> WHAT NEEDS TO BE DONE
Would you restate, exactly as they appear, the lines from the one containing "Convert this chart" through the end of the data below?

>>>

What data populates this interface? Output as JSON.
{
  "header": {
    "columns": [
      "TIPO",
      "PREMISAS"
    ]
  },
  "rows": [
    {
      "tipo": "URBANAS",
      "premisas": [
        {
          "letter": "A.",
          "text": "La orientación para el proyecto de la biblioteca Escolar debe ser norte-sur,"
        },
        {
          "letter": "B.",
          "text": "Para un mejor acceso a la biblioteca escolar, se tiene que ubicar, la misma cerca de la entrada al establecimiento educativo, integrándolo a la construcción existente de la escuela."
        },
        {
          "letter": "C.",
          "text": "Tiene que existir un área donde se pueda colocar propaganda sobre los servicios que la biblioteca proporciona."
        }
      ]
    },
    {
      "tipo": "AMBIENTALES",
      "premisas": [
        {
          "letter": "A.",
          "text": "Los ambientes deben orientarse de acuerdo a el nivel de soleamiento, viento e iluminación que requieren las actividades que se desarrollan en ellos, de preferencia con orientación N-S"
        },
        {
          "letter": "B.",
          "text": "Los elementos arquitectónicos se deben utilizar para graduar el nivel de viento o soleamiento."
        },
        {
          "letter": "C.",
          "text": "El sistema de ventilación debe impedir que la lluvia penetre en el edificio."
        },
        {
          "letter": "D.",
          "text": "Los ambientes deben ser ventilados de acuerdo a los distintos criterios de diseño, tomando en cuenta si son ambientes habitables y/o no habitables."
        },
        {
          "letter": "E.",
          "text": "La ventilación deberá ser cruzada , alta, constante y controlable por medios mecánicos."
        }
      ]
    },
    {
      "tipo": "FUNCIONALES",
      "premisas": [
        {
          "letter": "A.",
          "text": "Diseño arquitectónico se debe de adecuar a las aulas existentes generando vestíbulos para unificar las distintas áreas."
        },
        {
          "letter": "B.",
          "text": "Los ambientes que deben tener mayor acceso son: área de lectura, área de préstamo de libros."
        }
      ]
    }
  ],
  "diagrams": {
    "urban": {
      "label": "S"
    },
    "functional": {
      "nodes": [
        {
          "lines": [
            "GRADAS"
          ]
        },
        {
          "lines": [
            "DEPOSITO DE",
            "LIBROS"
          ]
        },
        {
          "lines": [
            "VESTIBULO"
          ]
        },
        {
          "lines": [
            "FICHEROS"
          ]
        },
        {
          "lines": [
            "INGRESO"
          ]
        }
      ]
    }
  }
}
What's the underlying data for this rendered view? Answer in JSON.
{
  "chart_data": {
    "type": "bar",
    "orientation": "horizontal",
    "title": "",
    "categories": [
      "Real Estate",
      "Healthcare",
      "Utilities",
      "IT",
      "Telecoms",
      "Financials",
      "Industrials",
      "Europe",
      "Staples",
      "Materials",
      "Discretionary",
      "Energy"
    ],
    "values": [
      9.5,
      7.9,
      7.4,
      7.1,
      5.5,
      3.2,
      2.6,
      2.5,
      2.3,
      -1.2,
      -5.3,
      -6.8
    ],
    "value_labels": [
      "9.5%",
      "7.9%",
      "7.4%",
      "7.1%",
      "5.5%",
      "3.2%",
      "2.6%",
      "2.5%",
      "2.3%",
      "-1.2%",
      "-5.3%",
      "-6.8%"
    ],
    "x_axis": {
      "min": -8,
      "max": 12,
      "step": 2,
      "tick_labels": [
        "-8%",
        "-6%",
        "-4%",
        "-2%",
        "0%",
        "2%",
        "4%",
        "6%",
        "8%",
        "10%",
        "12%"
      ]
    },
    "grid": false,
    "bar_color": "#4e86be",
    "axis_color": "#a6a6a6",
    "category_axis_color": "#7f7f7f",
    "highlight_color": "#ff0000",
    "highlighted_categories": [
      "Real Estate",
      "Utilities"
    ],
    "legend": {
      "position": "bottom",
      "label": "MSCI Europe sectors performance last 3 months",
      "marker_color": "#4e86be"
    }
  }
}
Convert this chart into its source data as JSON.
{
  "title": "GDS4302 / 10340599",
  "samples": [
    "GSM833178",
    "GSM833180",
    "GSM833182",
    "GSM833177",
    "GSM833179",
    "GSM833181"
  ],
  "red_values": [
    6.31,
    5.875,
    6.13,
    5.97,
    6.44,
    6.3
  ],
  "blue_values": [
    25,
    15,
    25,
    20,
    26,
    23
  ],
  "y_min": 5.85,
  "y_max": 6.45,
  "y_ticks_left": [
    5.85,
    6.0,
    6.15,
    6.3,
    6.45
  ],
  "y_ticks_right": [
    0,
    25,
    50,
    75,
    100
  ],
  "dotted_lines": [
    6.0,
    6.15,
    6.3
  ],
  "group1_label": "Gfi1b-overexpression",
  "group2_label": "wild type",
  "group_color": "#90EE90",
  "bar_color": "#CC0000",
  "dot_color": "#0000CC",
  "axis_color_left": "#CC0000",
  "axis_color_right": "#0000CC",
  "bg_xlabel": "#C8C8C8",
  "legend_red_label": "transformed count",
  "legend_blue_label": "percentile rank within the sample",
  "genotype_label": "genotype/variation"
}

<<<

> ANSWER TO THIS EXERCISE
Convert this chart into its source data as JSON.
{
  "title": "GDS4302 / 10340599",
  "samples": [
    "GSM833178",
    "GSM833180",
    "GSM833182",
    "GSM833177",
    "GSM833179",
    "GSM833181"
  ],
  "red_values": [
    6.31,
    5.875,
    6.13,
    5.97,
    6.44,
    6.3
  ],
  "blue_values": [
    25,
    15,
    25,
    20,
    26,
    23
  ],
  "y_min": 5.85,
  "y_max": 6.45,
  "y_ticks_left": [
    5.85,
    6.0,
    6.15,
    6.3,
    6.45
  ],
  "y_ticks_right": [
    0,
    25,
    50,
    75,
    100
  ],
  "dotted_lines": [
    6.0,
    6.15,
    6.3
  ],
  "group1_label": "Gfi1b-overexpression",
  "group2_label": "wild type",
  "group_color": "#90EE90",
  "bar_color": "#CC0000",
  "dot_color": "#0000CC",
  "axis_color_left": "#CC0000",
  "axis_color_right": "#0000CC",
  "bg_xlabel": "#C8C8C8",
  "legend_red_label": "transformed count",
  "legend_blue_label": "percentile rank within the sample",
  "genotype_label": "genotype/variation"
}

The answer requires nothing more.